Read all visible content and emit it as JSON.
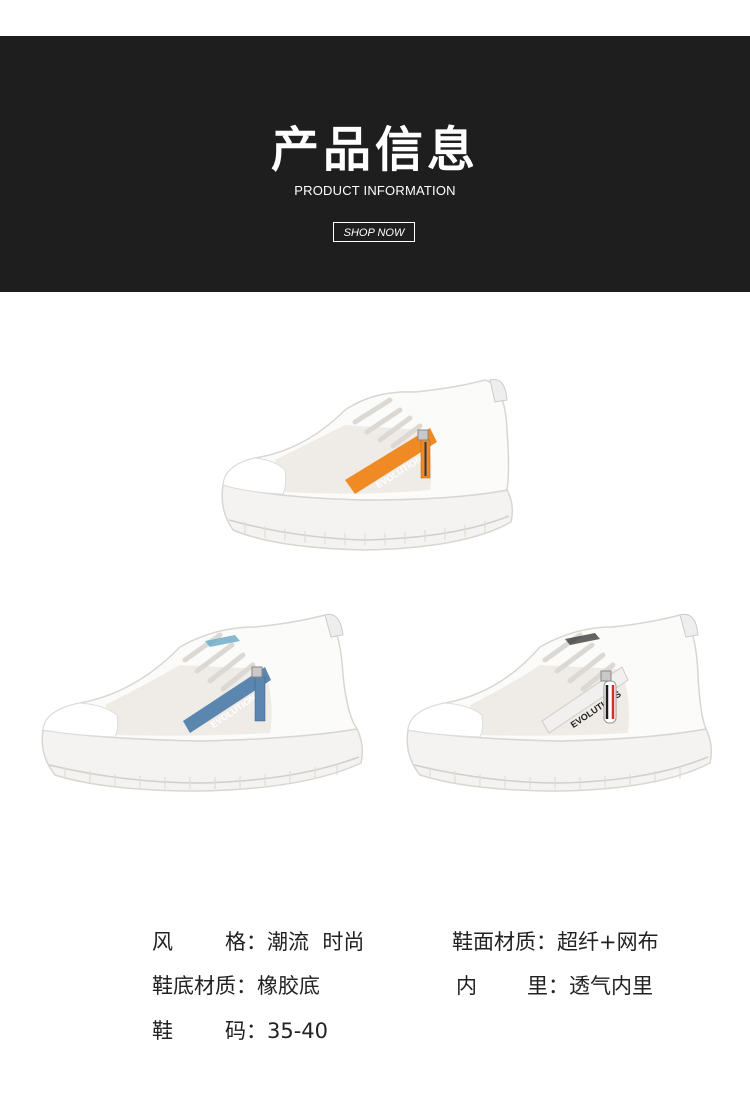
{
  "header": {
    "title": "产品信息",
    "subtitle": "PRODUCT INFORMATION",
    "shop_button": "SHOP NOW"
  },
  "products": [
    {
      "accent_color": "#f08a24",
      "strap_text": "EVOLUTIONS"
    },
    {
      "accent_color": "#5b86b0",
      "strap_text": "EVOLUTIONS"
    },
    {
      "accent_color": "#ffffff",
      "strap_text": "EVOLUTIONS"
    }
  ],
  "specs": {
    "style_label_1": "风",
    "style_label_2": "格",
    "style_value": "潮流  时尚",
    "upper_label": "鞋面材质",
    "upper_value": "超纤+网布",
    "sole_label": "鞋底材质",
    "sole_value": "橡胶底",
    "lining_label_1": "内",
    "lining_label_2": "里",
    "lining_value": "透气内里",
    "size_label_1": "鞋",
    "size_label_2": "码",
    "size_value": "35-40",
    "colon": "："
  },
  "colors": {
    "banner_bg": "#1f1e1e",
    "orange": "#f08a24",
    "blue": "#5b86b0",
    "text": "#222222"
  }
}
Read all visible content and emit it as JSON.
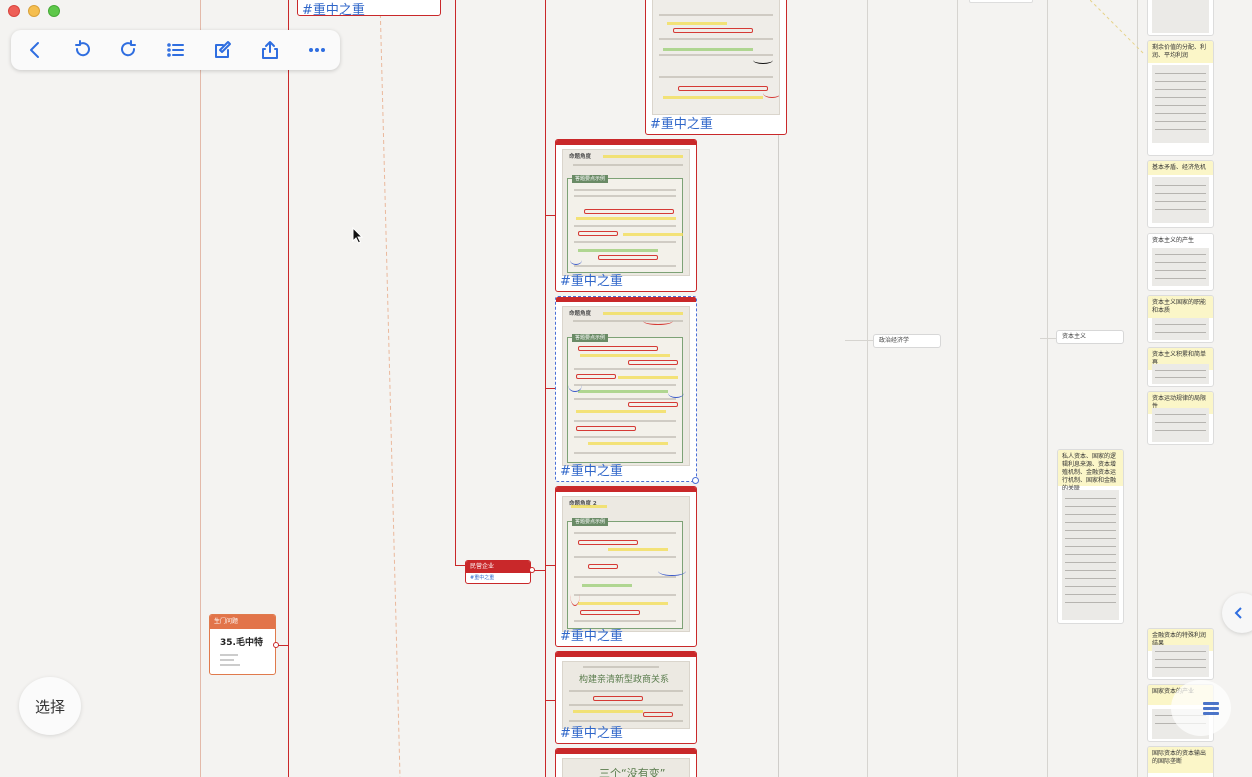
{
  "toolbar": {
    "back": "back-icon",
    "undo": "undo-icon",
    "redo": "redo-icon",
    "outline": "list-icon",
    "edit": "edit-icon",
    "share": "share-icon",
    "more": "more-icon"
  },
  "tag_label": "#重中之重",
  "cards": {
    "c1": {
      "heading": "命题角度 ",
      "intro_box": "答题要点示例"
    },
    "c2": {
      "heading": "命题角度 ",
      "intro_box": "答题要点示例"
    },
    "c3": {
      "heading": "命题角度 2",
      "intro_box": "答题要点示例"
    },
    "c4": {
      "heading": "构建亲清新型政商关系"
    },
    "c5": {
      "heading": "三个“没有变”"
    }
  },
  "top_node": {
    "label": "#重中之重"
  },
  "sub_node": {
    "title": "民营企业",
    "tag": "#重中之重"
  },
  "left_node": {
    "head": "生门问题",
    "title": "35.毛中特"
  },
  "middle_node": {
    "label": "政治经济学"
  },
  "right_node": {
    "label": "资本主义"
  },
  "right_cards": [
    {
      "title": "剩余价值的分配、利润、平均利润"
    },
    {
      "title": "基本矛盾、经济危机"
    },
    {
      "title": "资本主义的产生"
    },
    {
      "title": "资本主义国家的职能和本质"
    },
    {
      "title": "资本主义积累和简单再"
    },
    {
      "title": "资本运动规律的局限性"
    }
  ],
  "right_tall_card": {
    "title": "私人资本、国家的逻辑利息来源、资本增殖机制、金融资本运行机制、国家和金融的关联"
  },
  "right_lower_cards": [
    {
      "title": "金融资本的特殊利润结果"
    },
    {
      "title": "国家资本的产业"
    },
    {
      "title": "国际资本的资本输出的国际垄断"
    }
  ],
  "select_button": "选择",
  "colors": {
    "accent_red": "#c9282a",
    "link_blue": "#2f66c9",
    "toolbar_blue": "#2f6ee0"
  }
}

^^^^^^^^

=== What is expected ===
Print each line of the material above exactly, with the pictures removed from your copy.

=== Exercise solution ===
Read all visible content and emit it as JSON.
{
  "header": {
    "title": "产品信息",
    "subtitle": "PRODUCT INFORMATION",
    "shop_button": "SHOP NOW"
  },
  "products": [
    {
      "accent_color": "#f08a24",
      "strap_text": "EVOLUTIONS"
    },
    {
      "accent_color": "#5b86b0",
      "strap_text": "EVOLUTIONS"
    },
    {
      "accent_color": "#ffffff",
      "strap_text": "EVOLUTIONS"
    }
  ],
  "specs": {
    "style_label_1": "风",
    "style_label_2": "格",
    "style_value": "潮流  时尚",
    "upper_label": "鞋面材质",
    "upper_value": "超纤+网布",
    "sole_label": "鞋底材质",
    "sole_value": "橡胶底",
    "lining_label_1": "内",
    "lining_label_2": "里",
    "lining_value": "透气内里",
    "size_label_1": "鞋",
    "size_label_2": "码",
    "size_value": "35-40",
    "colon": "："
  },
  "colors": {
    "banner_bg": "#1f1e1e",
    "orange": "#f08a24",
    "blue": "#5b86b0",
    "text": "#222222"
  }
}
Read all visible content and emit it as JSON.
{
  "toolbar": {
    "back": "back-icon",
    "undo": "undo-icon",
    "redo": "redo-icon",
    "outline": "list-icon",
    "edit": "edit-icon",
    "share": "share-icon",
    "more": "more-icon"
  },
  "tag_label": "#重中之重",
  "cards": {
    "c1": {
      "heading": "命题角度 ",
      "intro_box": "答题要点示例"
    },
    "c2": {
      "heading": "命题角度 ",
      "intro_box": "答题要点示例"
    },
    "c3": {
      "heading": "命题角度 2",
      "intro_box": "答题要点示例"
    },
    "c4": {
      "heading": "构建亲清新型政商关系"
    },
    "c5": {
      "heading": "三个“没有变”"
    }
  },
  "top_node": {
    "label": "#重中之重"
  },
  "sub_node": {
    "title": "民营企业",
    "tag": "#重中之重"
  },
  "left_node": {
    "head": "生门问题",
    "title": "35.毛中特"
  },
  "middle_node": {
    "label": "政治经济学"
  },
  "right_node": {
    "label": "资本主义"
  },
  "right_cards": [
    {
      "title": "剩余价值的分配、利润、平均利润"
    },
    {
      "title": "基本矛盾、经济危机"
    },
    {
      "title": "资本主义的产生"
    },
    {
      "title": "资本主义国家的职能和本质"
    },
    {
      "title": "资本主义积累和简单再"
    },
    {
      "title": "资本运动规律的局限性"
    }
  ],
  "right_tall_card": {
    "title": "私人资本、国家的逻辑利息来源、资本增殖机制、金融资本运行机制、国家和金融的关联"
  },
  "right_lower_cards": [
    {
      "title": "金融资本的特殊利润结果"
    },
    {
      "title": "国家资本的产业"
    },
    {
      "title": "国际资本的资本输出的国际垄断"
    }
  ],
  "select_button": "选择",
  "colors": {
    "accent_red": "#c9282a",
    "link_blue": "#2f66c9",
    "toolbar_blue": "#2f6ee0"
  }
}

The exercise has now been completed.